INSTRUCTIONS FOR THE TASK:
Quote the material exactly from the line that contains "What text is on this page?" through its last line. Any pictures are to be left out.

EXERCISE INPUT:
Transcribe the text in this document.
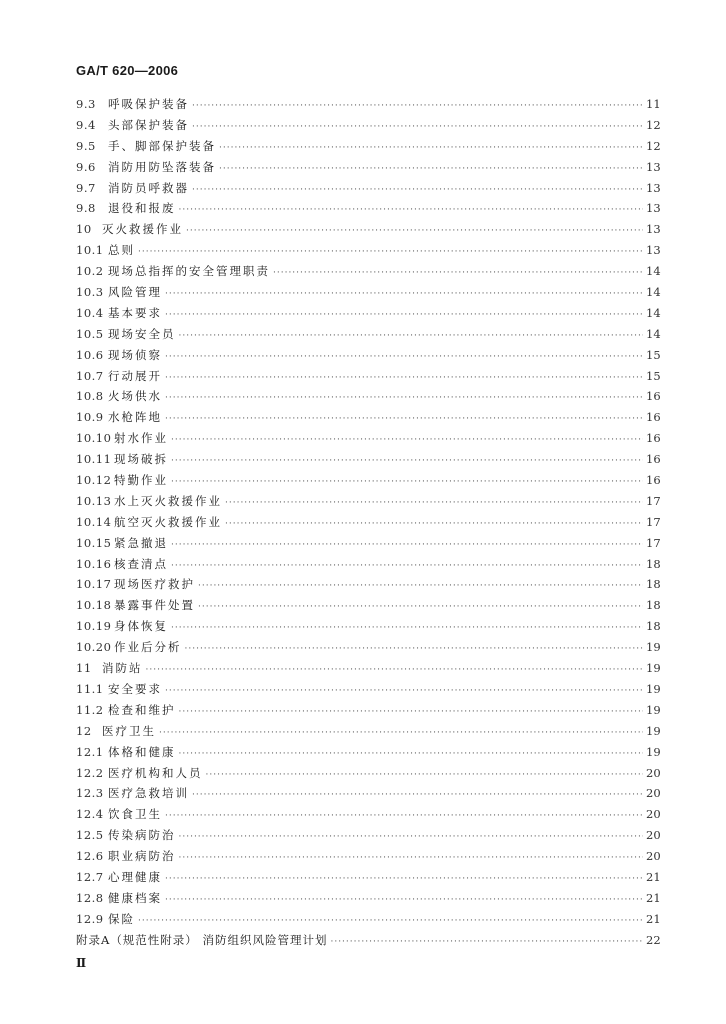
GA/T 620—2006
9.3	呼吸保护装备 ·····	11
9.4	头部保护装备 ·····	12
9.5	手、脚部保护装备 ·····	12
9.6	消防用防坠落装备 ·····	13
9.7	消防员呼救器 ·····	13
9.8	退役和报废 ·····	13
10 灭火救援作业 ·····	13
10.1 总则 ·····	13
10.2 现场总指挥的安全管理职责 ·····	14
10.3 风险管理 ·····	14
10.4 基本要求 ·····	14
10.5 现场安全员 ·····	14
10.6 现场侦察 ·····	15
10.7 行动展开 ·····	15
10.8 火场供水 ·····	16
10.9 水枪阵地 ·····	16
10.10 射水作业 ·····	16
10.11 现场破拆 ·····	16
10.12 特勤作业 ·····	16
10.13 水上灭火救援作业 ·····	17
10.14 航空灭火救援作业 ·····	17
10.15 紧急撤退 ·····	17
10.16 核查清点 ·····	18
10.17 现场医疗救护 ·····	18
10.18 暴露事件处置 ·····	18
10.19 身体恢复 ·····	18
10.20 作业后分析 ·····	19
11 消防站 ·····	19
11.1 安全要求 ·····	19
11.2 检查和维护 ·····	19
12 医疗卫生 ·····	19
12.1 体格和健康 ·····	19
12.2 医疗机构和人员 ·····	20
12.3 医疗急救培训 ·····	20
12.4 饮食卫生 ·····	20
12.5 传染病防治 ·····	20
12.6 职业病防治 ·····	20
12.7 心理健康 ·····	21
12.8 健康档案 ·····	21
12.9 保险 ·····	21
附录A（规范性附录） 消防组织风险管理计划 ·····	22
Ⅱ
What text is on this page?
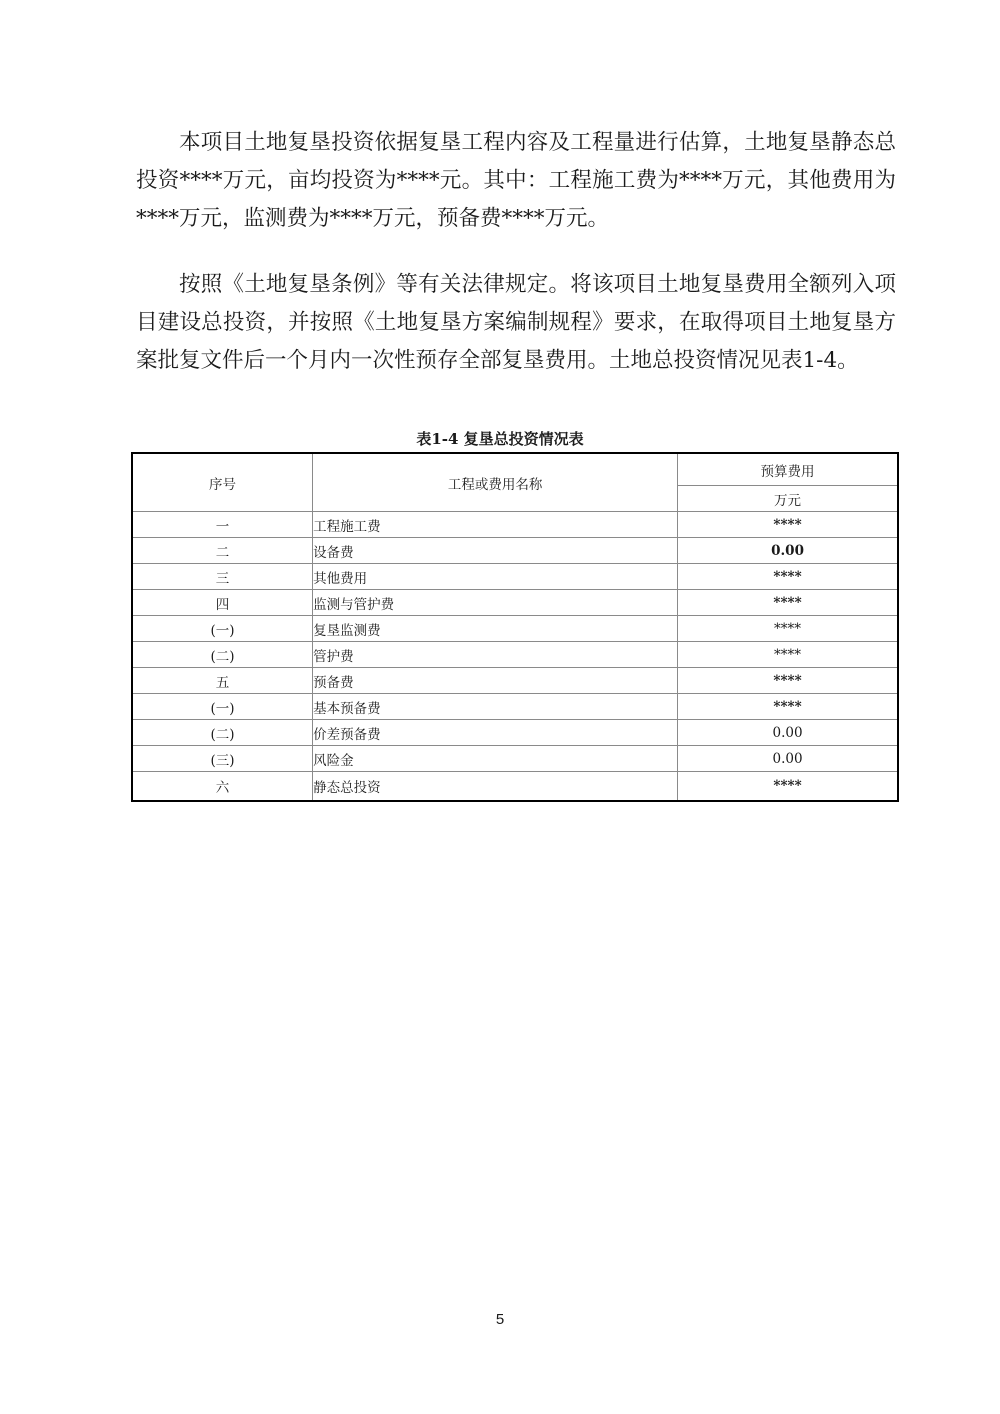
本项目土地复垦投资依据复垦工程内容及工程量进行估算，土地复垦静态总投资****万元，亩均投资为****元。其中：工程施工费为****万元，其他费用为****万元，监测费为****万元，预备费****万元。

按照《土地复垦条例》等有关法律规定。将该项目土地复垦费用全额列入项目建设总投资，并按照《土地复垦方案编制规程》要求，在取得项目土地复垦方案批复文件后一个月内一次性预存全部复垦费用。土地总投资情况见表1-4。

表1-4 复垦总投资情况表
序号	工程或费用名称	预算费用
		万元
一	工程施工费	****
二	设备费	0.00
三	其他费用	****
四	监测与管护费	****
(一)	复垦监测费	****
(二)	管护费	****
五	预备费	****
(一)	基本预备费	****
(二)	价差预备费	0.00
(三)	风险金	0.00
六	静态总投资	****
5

FINAL RESULT:
What text is on this page?
本项目土地复垦投资依据复垦工程内容及工程量进行估算，土地复垦静态总投资****万元，亩均投资为****元。其中：工程施工费为****万元，其他费用为****万元，监测费为****万元，预备费****万元。

按照《土地复垦条例》等有关法律规定。将该项目土地复垦费用全额列入项目建设总投资，并按照《土地复垦方案编制规程》要求，在取得项目土地复垦方案批复文件后一个月内一次性预存全部复垦费用。土地总投资情况见表1-4。

表1-4 复垦总投资情况表
序号	工程或费用名称	预算费用
		万元
一	工程施工费	****
二	设备费	0.00
三	其他费用	****
四	监测与管护费	****
(一)	复垦监测费	****
(二)	管护费	****
五	预备费	****
(一)	基本预备费	****
(二)	价差预备费	0.00
(三)	风险金	0.00
六	静态总投资	****
5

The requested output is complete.